━━━ Extracted material
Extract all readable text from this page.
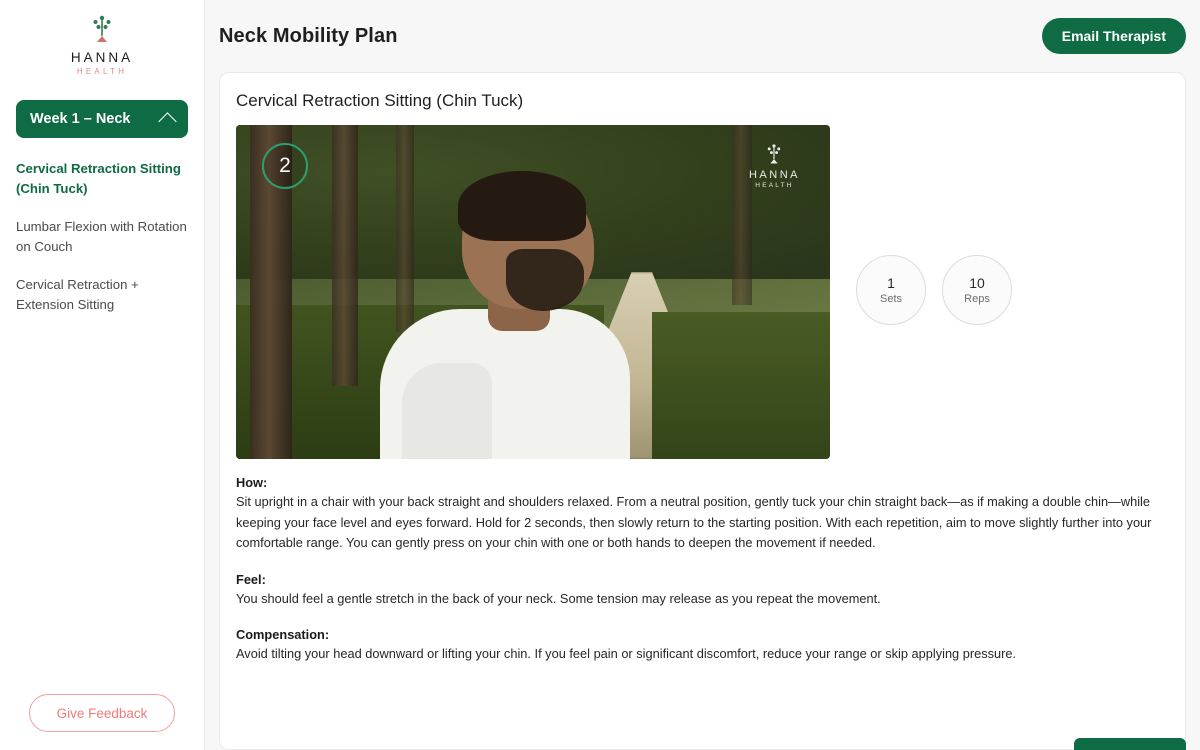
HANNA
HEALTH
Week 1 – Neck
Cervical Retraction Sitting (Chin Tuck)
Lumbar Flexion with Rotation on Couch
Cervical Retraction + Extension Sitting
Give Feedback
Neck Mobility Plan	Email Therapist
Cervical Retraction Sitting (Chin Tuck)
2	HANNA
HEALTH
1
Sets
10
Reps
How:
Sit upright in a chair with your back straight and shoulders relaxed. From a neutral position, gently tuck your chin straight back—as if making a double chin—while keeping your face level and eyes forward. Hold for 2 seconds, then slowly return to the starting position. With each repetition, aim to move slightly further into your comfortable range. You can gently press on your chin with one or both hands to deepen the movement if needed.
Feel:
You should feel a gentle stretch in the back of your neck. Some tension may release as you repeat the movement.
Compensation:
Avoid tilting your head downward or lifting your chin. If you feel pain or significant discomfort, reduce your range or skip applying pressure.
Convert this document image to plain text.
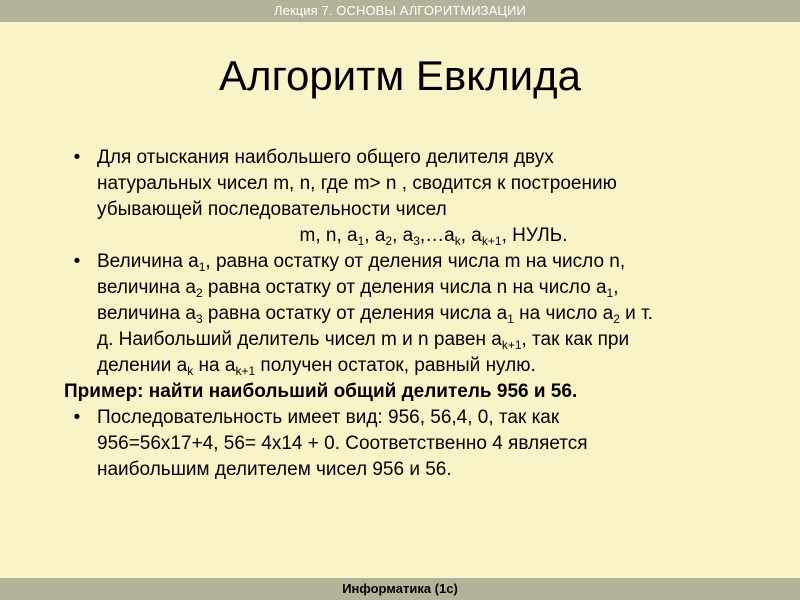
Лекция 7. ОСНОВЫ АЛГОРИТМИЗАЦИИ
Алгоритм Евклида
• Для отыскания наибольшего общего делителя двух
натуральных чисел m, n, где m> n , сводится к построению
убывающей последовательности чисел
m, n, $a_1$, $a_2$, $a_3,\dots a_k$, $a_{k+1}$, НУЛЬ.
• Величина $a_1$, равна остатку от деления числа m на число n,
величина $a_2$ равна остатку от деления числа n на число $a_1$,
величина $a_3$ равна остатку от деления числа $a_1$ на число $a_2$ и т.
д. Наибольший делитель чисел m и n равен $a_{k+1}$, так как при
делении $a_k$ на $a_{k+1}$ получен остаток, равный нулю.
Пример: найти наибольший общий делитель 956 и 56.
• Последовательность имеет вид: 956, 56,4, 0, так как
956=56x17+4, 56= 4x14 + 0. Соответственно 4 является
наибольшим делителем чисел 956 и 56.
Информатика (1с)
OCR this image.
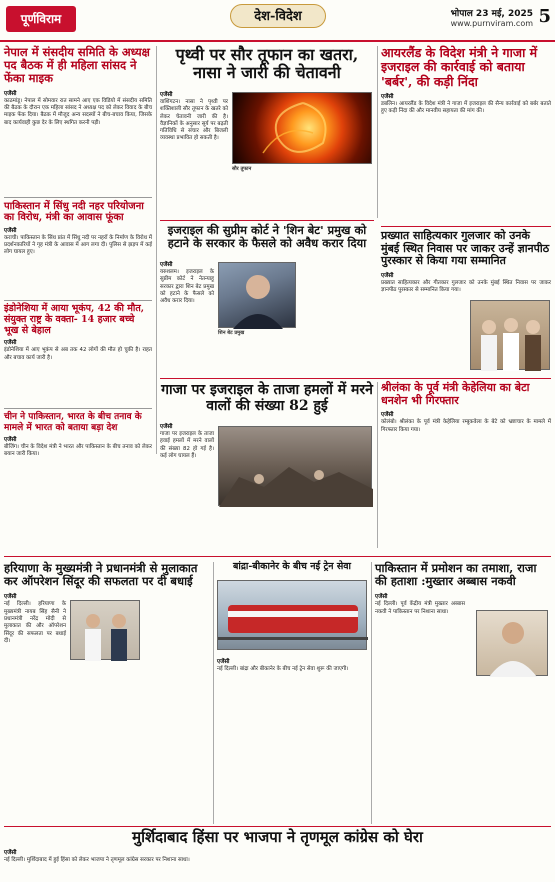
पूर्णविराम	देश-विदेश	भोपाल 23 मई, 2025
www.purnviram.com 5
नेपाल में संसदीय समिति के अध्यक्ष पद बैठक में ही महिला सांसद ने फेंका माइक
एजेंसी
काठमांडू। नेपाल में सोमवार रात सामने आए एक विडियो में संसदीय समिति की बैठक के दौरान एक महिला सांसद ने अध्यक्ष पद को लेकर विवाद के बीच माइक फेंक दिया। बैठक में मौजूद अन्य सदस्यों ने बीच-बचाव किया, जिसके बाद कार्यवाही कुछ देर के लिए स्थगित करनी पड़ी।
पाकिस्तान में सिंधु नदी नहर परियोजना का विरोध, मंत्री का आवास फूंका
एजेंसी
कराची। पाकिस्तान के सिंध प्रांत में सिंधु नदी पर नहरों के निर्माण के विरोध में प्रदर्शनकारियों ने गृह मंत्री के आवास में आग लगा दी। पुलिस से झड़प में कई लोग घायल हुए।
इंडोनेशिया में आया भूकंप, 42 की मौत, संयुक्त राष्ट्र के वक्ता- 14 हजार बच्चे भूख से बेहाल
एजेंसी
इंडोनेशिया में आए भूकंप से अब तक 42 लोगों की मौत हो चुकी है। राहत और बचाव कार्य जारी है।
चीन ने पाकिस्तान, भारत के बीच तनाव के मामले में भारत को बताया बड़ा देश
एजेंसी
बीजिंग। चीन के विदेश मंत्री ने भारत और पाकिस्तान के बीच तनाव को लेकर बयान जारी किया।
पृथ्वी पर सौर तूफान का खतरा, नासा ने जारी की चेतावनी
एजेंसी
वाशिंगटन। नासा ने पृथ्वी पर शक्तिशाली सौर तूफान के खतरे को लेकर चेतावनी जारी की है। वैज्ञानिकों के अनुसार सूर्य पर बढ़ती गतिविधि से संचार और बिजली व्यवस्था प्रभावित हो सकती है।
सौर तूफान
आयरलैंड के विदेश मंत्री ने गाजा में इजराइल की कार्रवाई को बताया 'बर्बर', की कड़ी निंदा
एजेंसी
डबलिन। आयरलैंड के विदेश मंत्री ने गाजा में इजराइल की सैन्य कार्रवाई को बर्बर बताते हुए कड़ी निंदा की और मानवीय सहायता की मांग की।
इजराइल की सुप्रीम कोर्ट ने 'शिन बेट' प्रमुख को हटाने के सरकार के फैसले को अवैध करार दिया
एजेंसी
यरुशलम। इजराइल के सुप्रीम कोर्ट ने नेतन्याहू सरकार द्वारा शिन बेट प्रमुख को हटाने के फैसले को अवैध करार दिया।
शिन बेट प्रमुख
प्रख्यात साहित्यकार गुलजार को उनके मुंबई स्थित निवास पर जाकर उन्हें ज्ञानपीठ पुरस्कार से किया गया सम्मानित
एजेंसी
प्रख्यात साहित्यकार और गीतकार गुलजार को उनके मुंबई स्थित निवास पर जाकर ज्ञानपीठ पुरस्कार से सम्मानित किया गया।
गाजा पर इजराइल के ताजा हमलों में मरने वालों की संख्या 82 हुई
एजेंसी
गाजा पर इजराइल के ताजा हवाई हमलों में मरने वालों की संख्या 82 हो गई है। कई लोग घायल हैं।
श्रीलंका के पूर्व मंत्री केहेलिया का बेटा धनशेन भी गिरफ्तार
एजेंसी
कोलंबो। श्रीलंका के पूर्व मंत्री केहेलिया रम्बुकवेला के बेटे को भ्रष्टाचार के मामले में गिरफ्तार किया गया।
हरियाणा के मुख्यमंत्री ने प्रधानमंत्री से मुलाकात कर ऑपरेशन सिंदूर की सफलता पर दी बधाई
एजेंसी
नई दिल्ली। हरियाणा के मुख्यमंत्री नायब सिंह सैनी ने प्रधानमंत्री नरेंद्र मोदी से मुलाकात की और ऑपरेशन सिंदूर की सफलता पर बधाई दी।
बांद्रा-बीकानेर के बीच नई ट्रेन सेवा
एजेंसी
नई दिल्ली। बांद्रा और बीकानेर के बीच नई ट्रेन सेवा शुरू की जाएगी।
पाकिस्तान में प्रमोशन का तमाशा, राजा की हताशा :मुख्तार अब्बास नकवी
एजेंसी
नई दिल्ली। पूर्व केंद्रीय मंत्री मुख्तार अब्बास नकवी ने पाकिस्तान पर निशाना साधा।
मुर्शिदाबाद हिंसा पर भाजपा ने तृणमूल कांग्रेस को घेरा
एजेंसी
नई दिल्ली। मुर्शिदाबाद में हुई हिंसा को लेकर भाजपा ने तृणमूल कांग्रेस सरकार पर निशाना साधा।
━━━━━━
━━━ Extracted material
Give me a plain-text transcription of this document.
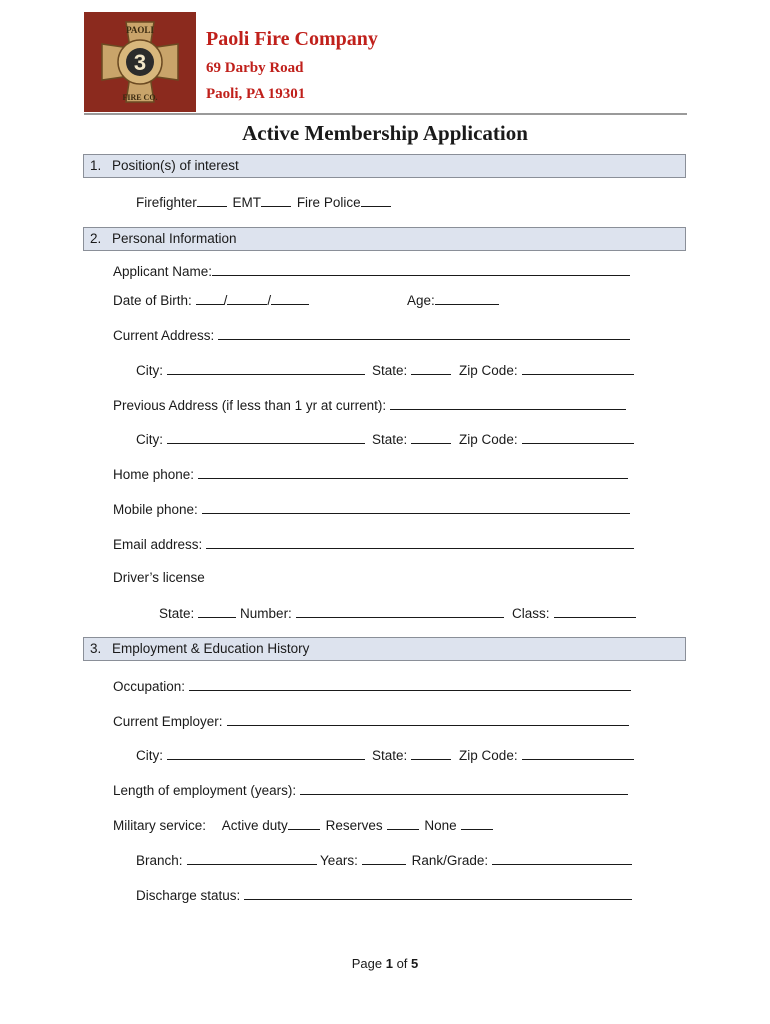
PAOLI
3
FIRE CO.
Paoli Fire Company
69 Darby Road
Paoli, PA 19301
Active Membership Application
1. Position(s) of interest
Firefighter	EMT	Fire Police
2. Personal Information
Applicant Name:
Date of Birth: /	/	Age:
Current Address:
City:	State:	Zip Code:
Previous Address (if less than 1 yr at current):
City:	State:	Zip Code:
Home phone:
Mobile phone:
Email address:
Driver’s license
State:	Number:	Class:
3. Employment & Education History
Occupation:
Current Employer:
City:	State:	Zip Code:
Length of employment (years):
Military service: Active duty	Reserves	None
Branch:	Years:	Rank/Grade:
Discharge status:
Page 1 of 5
━━━━━━
The exercise>
Pick out every line holding the string "Give" and return it.

Solution to this problem>
Give Feedback
Give me a plain-text transcription of this document.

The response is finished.